# Dataset rows
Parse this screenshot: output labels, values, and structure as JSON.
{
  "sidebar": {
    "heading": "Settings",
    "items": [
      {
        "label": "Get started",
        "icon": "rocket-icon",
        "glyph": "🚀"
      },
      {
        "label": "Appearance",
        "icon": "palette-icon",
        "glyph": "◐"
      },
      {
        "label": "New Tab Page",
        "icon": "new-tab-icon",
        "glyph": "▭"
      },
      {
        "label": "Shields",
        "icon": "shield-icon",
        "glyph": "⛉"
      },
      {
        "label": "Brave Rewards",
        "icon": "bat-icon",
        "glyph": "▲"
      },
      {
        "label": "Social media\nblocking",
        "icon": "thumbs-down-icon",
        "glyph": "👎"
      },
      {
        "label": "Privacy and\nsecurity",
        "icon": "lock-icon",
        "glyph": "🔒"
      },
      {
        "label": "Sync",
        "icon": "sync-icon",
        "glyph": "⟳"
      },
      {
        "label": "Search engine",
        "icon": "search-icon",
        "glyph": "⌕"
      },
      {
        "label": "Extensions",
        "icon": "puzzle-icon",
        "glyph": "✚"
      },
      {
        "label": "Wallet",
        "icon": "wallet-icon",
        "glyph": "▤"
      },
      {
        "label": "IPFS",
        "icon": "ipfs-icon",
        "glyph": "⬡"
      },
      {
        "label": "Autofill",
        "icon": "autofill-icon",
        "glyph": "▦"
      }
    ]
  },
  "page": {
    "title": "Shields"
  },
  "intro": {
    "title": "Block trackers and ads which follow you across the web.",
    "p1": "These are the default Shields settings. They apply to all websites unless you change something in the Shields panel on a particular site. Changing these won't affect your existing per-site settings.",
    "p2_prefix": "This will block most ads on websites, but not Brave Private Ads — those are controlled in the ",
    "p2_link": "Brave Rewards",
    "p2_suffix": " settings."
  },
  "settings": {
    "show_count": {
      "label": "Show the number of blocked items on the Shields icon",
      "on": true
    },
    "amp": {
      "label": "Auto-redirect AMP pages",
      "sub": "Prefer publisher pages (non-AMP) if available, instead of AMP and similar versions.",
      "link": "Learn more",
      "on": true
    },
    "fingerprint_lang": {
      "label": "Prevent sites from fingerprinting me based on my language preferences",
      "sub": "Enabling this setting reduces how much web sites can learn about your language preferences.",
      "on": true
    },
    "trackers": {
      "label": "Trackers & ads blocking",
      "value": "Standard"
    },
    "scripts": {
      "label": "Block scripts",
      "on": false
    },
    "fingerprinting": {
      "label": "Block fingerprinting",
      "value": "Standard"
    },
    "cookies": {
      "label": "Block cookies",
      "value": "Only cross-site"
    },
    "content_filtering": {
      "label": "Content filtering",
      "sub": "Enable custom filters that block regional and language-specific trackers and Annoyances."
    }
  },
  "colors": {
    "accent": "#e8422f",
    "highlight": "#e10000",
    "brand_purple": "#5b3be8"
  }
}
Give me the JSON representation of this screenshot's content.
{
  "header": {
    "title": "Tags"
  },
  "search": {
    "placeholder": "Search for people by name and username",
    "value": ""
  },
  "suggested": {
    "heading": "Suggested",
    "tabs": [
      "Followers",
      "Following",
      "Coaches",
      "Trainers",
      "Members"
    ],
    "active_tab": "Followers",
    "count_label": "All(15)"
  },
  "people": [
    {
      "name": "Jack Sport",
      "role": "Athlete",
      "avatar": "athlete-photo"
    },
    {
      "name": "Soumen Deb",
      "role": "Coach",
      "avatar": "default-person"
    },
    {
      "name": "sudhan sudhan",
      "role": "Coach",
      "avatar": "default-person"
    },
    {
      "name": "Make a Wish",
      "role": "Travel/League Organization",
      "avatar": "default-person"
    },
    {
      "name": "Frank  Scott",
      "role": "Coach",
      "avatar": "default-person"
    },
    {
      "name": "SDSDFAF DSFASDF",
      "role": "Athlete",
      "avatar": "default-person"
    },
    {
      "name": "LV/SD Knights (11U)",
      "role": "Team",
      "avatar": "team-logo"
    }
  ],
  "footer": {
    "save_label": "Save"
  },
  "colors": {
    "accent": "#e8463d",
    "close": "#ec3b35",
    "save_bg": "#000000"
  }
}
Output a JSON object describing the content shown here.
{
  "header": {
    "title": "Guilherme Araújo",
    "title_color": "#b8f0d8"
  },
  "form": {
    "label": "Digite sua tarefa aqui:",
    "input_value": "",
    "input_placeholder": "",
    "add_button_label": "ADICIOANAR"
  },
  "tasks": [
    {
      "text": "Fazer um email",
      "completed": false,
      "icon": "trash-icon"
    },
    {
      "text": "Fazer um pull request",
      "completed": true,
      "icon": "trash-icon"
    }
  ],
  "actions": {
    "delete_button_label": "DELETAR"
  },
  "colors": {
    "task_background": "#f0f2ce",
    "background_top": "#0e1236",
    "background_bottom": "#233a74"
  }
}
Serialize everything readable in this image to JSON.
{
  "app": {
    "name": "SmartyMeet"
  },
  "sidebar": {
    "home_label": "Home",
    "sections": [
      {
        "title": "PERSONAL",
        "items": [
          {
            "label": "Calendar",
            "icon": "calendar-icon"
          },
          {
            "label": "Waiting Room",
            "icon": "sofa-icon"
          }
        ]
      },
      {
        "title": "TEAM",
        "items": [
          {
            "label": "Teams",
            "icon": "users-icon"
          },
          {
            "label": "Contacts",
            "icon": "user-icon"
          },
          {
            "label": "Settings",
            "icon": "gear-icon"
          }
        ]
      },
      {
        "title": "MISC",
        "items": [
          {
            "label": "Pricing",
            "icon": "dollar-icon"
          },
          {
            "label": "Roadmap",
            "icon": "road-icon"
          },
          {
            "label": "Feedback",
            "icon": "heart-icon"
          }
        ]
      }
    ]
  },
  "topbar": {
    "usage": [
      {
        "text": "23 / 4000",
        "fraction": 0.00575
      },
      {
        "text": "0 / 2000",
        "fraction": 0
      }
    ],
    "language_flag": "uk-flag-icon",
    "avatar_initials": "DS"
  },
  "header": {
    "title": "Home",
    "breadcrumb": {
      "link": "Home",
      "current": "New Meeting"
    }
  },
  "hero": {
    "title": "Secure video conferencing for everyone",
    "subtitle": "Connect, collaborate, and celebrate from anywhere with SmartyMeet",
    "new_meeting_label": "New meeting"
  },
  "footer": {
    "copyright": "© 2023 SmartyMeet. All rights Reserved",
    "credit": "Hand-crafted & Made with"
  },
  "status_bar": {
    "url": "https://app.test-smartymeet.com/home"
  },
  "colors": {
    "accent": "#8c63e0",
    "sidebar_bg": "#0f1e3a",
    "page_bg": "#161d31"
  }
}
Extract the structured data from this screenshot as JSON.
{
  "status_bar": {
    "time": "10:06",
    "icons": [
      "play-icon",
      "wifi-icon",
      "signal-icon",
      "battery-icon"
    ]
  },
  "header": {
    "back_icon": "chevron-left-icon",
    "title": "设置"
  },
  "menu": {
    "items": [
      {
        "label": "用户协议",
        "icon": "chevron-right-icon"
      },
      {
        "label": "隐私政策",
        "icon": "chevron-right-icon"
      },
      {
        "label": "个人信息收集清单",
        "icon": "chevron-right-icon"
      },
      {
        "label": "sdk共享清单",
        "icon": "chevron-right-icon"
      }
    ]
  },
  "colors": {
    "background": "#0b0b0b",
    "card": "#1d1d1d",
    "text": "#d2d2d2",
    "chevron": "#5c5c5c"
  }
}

# Set task
Output the full listing without altering anything.

# Answer for the task
Parse this screenshot: output labels, values, and structure as JSON.
{
  "sidebar": {
    "heading": "Settings",
    "items": [
      {
        "label": "Get started",
        "icon": "rocket-icon",
        "glyph": "🚀"
      },
      {
        "label": "Appearance",
        "icon": "palette-icon",
        "glyph": "◐"
      },
      {
        "label": "New Tab Page",
        "icon": "new-tab-icon",
        "glyph": "▭"
      },
      {
        "label": "Shields",
        "icon": "shield-icon",
        "glyph": "⛉"
      },
      {
        "label": "Brave Rewards",
        "icon": "bat-icon",
        "glyph": "▲"
      },
      {
        "label": "Social media\nblocking",
        "icon": "thumbs-down-icon",
        "glyph": "👎"
      },
      {
        "label": "Privacy and\nsecurity",
        "icon": "lock-icon",
        "glyph": "🔒"
      },
      {
        "label": "Sync",
        "icon": "sync-icon",
        "glyph": "⟳"
      },
      {
        "label": "Search engine",
        "icon": "search-icon",
        "glyph": "⌕"
      },
      {
        "label": "Extensions",
        "icon": "puzzle-icon",
        "glyph": "✚"
      },
      {
        "label": "Wallet",
        "icon": "wallet-icon",
        "glyph": "▤"
      },
      {
        "label": "IPFS",
        "icon": "ipfs-icon",
        "glyph": "⬡"
      },
      {
        "label": "Autofill",
        "icon": "autofill-icon",
        "glyph": "▦"
      }
    ]
  },
  "page": {
    "title": "Shields"
  },
  "intro": {
    "title": "Block trackers and ads which follow you across the web.",
    "p1": "These are the default Shields settings. They apply to all websites unless you change something in the Shields panel on a particular site. Changing these won't affect your existing per-site settings.",
    "p2_prefix": "This will block most ads on websites, but not Brave Private Ads — those are controlled in the ",
    "p2_link": "Brave Rewards",
    "p2_suffix": " settings."
  },
  "settings": {
    "show_count": {
      "label": "Show the number of blocked items on the Shields icon",
      "on": true
    },
    "amp": {
      "label": "Auto-redirect AMP pages",
      "sub": "Prefer publisher pages (non-AMP) if available, instead of AMP and similar versions.",
      "link": "Learn more",
      "on": true
    },
    "fingerprint_lang": {
      "label": "Prevent sites from fingerprinting me based on my language preferences",
      "sub": "Enabling this setting reduces how much web sites can learn about your language preferences.",
      "on": true
    },
    "trackers": {
      "label": "Trackers & ads blocking",
      "value": "Standard"
    },
    "scripts": {
      "label": "Block scripts",
      "on": false
    },
    "fingerprinting": {
      "label": "Block fingerprinting",
      "value": "Standard"
    },
    "cookies": {
      "label": "Block cookies",
      "value": "Only cross-site"
    },
    "content_filtering": {
      "label": "Content filtering",
      "sub": "Enable custom filters that block regional and language-specific trackers and Annoyances."
    }
  },
  "colors": {
    "accent": "#e8422f",
    "highlight": "#e10000",
    "brand_purple": "#5b3be8"
  }
}
Give me the JSON representation of this screenshot's content.
{
  "header": {
    "title": "Tags"
  },
  "search": {
    "placeholder": "Search for people by name and username",
    "value": ""
  },
  "suggested": {
    "heading": "Suggested",
    "tabs": [
      "Followers",
      "Following",
      "Coaches",
      "Trainers",
      "Members"
    ],
    "active_tab": "Followers",
    "count_label": "All(15)"
  },
  "people": [
    {
      "name": "Jack Sport",
      "role": "Athlete",
      "avatar": "athlete-photo"
    },
    {
      "name": "Soumen Deb",
      "role": "Coach",
      "avatar": "default-person"
    },
    {
      "name": "sudhan sudhan",
      "role": "Coach",
      "avatar": "default-person"
    },
    {
      "name": "Make a Wish",
      "role": "Travel/League Organization",
      "avatar": "default-person"
    },
    {
      "name": "Frank  Scott",
      "role": "Coach",
      "avatar": "default-person"
    },
    {
      "name": "SDSDFAF DSFASDF",
      "role": "Athlete",
      "avatar": "default-person"
    },
    {
      "name": "LV/SD Knights (11U)",
      "role": "Team",
      "avatar": "team-logo"
    }
  ],
  "footer": {
    "save_label": "Save"
  },
  "colors": {
    "accent": "#e8463d",
    "close": "#ec3b35",
    "save_bg": "#000000"
  }
}
Output a JSON object describing the content shown here.
{
  "header": {
    "title": "Guilherme Araújo",
    "title_color": "#b8f0d8"
  },
  "form": {
    "label": "Digite sua tarefa aqui:",
    "input_value": "",
    "input_placeholder": "",
    "add_button_label": "ADICIOANAR"
  },
  "tasks": [
    {
      "text": "Fazer um email",
      "completed": false,
      "icon": "trash-icon"
    },
    {
      "text": "Fazer um pull request",
      "completed": true,
      "icon": "trash-icon"
    }
  ],
  "actions": {
    "delete_button_label": "DELETAR"
  },
  "colors": {
    "task_background": "#f0f2ce",
    "background_top": "#0e1236",
    "background_bottom": "#233a74"
  }
}
Serialize everything readable in this image to JSON.
{
  "app": {
    "name": "SmartyMeet"
  },
  "sidebar": {
    "home_label": "Home",
    "sections": [
      {
        "title": "PERSONAL",
        "items": [
          {
            "label": "Calendar",
            "icon": "calendar-icon"
          },
          {
            "label": "Waiting Room",
            "icon": "sofa-icon"
          }
        ]
      },
      {
        "title": "TEAM",
        "items": [
          {
            "label": "Teams",
            "icon": "users-icon"
          },
          {
            "label": "Contacts",
            "icon": "user-icon"
          },
          {
            "label": "Settings",
            "icon": "gear-icon"
          }
        ]
      },
      {
        "title": "MISC",
        "items": [
          {
            "label": "Pricing",
            "icon": "dollar-icon"
          },
          {
            "label": "Roadmap",
            "icon": "road-icon"
          },
          {
            "label": "Feedback",
            "icon": "heart-icon"
          }
        ]
      }
    ]
  },
  "topbar": {
    "usage": [
      {
        "text": "23 / 4000",
        "fraction": 0.00575
      },
      {
        "text": "0 / 2000",
        "fraction": 0
      }
    ],
    "language_flag": "uk-flag-icon",
    "avatar_initials": "DS"
  },
  "header": {
    "title": "Home",
    "breadcrumb": {
      "link": "Home",
      "current": "New Meeting"
    }
  },
  "hero": {
    "title": "Secure video conferencing for everyone",
    "subtitle": "Connect, collaborate, and celebrate from anywhere with SmartyMeet",
    "new_meeting_label": "New meeting"
  },
  "footer": {
    "copyright": "© 2023 SmartyMeet. All rights Reserved",
    "credit": "Hand-crafted & Made with"
  },
  "status_bar": {
    "url": "https://app.test-smartymeet.com/home"
  },
  "colors": {
    "accent": "#8c63e0",
    "sidebar_bg": "#0f1e3a",
    "page_bg": "#161d31"
  }
}
Extract the structured data from this screenshot as JSON.
{
  "status_bar": {
    "time": "10:06",
    "icons": [
      "play-icon",
      "wifi-icon",
      "signal-icon",
      "battery-icon"
    ]
  },
  "header": {
    "back_icon": "chevron-left-icon",
    "title": "设置"
  },
  "menu": {
    "items": [
      {
        "label": "用户协议",
        "icon": "chevron-right-icon"
      },
      {
        "label": "隐私政策",
        "icon": "chevron-right-icon"
      },
      {
        "label": "个人信息收集清单",
        "icon": "chevron-right-icon"
      },
      {
        "label": "sdk共享清单",
        "icon": "chevron-right-icon"
      }
    ]
  },
  "colors": {
    "background": "#0b0b0b",
    "card": "#1d1d1d",
    "text": "#d2d2d2",
    "chevron": "#5c5c5c"
  }
}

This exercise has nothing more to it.